* WORK TO BE COMPLETED
Answer with a single number: the count of lines that include the string "object".

* DATA TO PROCESS
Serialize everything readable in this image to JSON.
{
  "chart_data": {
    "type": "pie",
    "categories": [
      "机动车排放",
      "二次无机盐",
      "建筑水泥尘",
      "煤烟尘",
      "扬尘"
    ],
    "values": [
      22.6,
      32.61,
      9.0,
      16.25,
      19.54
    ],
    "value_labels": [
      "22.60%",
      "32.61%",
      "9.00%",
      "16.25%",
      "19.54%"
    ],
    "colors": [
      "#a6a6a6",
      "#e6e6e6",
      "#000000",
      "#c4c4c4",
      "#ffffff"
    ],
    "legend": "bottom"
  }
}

...

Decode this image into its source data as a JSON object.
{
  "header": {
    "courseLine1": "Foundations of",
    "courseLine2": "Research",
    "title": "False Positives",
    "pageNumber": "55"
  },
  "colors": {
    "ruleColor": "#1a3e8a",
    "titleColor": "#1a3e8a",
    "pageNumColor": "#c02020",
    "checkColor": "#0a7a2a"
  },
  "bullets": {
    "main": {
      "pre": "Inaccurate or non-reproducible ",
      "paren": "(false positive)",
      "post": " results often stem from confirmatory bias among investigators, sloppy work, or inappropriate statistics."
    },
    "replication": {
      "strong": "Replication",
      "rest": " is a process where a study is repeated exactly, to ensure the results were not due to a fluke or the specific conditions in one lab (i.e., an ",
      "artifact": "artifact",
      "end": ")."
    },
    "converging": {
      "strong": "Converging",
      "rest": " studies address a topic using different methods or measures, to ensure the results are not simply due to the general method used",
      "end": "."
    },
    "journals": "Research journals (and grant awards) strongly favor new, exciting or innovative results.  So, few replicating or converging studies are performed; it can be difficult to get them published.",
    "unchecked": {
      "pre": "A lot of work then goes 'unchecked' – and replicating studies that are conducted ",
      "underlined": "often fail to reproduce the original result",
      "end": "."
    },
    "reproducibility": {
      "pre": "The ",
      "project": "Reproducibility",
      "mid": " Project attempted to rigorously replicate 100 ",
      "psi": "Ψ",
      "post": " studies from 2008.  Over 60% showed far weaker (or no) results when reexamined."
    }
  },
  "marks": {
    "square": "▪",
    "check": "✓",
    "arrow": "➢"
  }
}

---

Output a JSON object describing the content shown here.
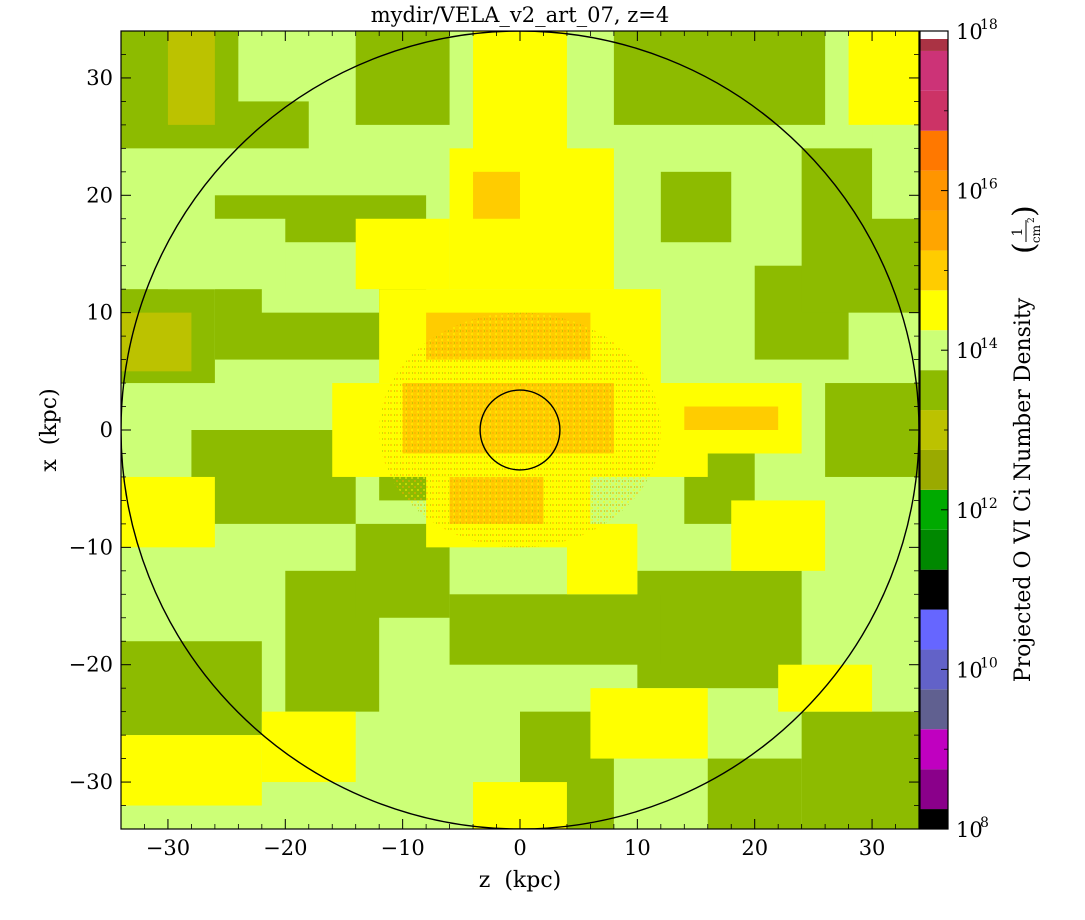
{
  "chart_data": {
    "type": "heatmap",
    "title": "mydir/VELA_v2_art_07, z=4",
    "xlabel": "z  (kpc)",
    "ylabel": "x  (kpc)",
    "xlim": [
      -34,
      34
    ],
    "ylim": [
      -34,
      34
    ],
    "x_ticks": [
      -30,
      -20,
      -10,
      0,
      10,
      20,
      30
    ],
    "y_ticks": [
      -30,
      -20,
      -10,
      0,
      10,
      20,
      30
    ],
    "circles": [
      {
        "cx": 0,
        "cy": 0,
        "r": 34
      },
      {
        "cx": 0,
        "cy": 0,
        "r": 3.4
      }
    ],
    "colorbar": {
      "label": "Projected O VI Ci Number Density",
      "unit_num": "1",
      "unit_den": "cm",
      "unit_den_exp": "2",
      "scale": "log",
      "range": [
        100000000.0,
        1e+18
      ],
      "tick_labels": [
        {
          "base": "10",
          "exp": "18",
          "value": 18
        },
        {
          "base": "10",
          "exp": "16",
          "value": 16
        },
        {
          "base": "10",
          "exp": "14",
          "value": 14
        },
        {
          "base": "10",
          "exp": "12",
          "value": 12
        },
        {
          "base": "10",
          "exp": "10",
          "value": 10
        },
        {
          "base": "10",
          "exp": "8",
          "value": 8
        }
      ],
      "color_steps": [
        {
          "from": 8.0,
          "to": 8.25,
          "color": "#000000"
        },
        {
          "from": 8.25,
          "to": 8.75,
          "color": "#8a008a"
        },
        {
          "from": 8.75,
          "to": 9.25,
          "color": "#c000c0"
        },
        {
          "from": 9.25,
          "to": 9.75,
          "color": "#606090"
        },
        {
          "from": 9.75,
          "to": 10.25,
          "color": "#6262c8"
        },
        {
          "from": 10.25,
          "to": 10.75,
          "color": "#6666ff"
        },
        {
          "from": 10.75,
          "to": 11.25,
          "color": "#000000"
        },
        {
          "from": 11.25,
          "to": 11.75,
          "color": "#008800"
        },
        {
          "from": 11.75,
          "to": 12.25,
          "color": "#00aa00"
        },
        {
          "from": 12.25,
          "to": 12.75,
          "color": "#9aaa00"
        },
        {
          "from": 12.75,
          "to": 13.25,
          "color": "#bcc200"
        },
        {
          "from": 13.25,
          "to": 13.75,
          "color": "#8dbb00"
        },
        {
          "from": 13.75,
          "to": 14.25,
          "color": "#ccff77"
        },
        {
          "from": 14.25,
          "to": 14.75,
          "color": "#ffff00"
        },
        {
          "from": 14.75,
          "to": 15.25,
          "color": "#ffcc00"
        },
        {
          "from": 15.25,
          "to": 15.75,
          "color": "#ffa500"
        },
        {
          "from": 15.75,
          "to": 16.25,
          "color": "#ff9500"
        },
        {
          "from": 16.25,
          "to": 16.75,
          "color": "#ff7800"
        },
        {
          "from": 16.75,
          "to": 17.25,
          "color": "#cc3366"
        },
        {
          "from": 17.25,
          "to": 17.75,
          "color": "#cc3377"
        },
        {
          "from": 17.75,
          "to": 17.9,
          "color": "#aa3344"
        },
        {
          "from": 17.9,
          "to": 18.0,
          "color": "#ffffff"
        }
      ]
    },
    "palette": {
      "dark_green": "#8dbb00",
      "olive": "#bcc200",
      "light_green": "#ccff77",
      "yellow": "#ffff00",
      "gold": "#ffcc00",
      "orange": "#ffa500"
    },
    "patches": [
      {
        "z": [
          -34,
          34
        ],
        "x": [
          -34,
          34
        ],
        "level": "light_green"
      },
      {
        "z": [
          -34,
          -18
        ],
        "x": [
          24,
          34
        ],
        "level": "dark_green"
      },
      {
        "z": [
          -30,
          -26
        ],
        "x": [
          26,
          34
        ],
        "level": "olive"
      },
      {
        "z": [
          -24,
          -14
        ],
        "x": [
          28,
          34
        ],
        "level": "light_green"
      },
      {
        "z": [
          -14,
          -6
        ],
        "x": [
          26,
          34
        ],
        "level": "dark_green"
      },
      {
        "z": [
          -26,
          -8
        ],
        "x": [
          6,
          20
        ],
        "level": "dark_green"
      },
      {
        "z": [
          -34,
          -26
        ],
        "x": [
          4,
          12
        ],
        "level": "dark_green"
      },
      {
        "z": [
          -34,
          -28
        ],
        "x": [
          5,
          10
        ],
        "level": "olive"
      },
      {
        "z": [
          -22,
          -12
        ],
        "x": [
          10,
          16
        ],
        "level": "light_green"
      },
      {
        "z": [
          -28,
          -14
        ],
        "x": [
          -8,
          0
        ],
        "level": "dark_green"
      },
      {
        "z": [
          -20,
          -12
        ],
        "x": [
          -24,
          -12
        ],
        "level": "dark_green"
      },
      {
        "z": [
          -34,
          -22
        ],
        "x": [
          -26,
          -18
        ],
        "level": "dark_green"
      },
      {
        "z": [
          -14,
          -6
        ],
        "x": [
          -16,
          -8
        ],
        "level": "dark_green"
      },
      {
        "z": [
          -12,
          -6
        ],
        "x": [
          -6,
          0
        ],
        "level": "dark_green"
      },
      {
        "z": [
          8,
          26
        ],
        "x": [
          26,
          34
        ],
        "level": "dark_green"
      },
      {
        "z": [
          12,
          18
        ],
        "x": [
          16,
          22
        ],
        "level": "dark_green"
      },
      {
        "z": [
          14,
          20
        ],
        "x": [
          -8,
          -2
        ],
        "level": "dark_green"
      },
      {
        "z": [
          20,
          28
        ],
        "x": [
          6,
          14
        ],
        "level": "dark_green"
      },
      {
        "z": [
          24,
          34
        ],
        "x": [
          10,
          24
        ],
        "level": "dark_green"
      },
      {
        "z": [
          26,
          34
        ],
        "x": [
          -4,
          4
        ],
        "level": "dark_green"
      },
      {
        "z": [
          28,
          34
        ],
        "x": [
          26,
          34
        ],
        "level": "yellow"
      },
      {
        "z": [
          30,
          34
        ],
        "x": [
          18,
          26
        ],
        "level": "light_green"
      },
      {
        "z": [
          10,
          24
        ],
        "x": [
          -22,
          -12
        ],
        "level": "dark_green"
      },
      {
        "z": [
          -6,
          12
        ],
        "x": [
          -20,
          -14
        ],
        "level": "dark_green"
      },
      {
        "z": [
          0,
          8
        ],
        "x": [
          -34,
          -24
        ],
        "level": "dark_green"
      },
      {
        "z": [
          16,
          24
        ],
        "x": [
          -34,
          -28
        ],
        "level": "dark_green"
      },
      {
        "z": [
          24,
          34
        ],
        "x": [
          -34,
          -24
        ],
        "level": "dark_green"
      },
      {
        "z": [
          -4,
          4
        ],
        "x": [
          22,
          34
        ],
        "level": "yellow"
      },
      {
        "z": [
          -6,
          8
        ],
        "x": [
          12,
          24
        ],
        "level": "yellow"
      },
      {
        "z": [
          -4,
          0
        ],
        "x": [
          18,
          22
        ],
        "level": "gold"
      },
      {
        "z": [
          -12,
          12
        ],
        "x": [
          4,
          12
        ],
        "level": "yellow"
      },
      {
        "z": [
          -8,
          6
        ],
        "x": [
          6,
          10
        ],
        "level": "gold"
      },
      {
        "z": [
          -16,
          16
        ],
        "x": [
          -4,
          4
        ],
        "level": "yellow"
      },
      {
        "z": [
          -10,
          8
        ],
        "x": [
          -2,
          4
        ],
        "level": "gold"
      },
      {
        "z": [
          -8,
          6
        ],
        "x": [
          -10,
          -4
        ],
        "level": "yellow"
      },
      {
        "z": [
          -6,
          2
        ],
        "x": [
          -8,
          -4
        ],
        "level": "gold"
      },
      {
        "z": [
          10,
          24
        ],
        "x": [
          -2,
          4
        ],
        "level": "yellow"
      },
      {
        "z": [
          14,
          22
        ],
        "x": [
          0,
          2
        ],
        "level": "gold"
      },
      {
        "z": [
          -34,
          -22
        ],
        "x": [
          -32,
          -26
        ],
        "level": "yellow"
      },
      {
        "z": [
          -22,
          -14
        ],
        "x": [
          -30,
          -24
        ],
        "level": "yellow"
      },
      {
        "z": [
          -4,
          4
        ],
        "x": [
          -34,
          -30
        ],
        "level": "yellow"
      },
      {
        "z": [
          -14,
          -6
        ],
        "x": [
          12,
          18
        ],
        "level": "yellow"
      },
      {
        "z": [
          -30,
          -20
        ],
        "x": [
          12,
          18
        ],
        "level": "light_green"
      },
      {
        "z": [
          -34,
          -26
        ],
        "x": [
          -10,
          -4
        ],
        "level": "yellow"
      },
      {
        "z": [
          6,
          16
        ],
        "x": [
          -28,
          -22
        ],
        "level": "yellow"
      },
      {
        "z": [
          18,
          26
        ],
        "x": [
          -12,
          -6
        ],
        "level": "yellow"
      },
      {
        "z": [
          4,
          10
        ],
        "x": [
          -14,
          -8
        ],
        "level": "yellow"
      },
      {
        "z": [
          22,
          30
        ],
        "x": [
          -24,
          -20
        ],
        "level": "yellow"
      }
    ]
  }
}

* CORRECT RESULT
2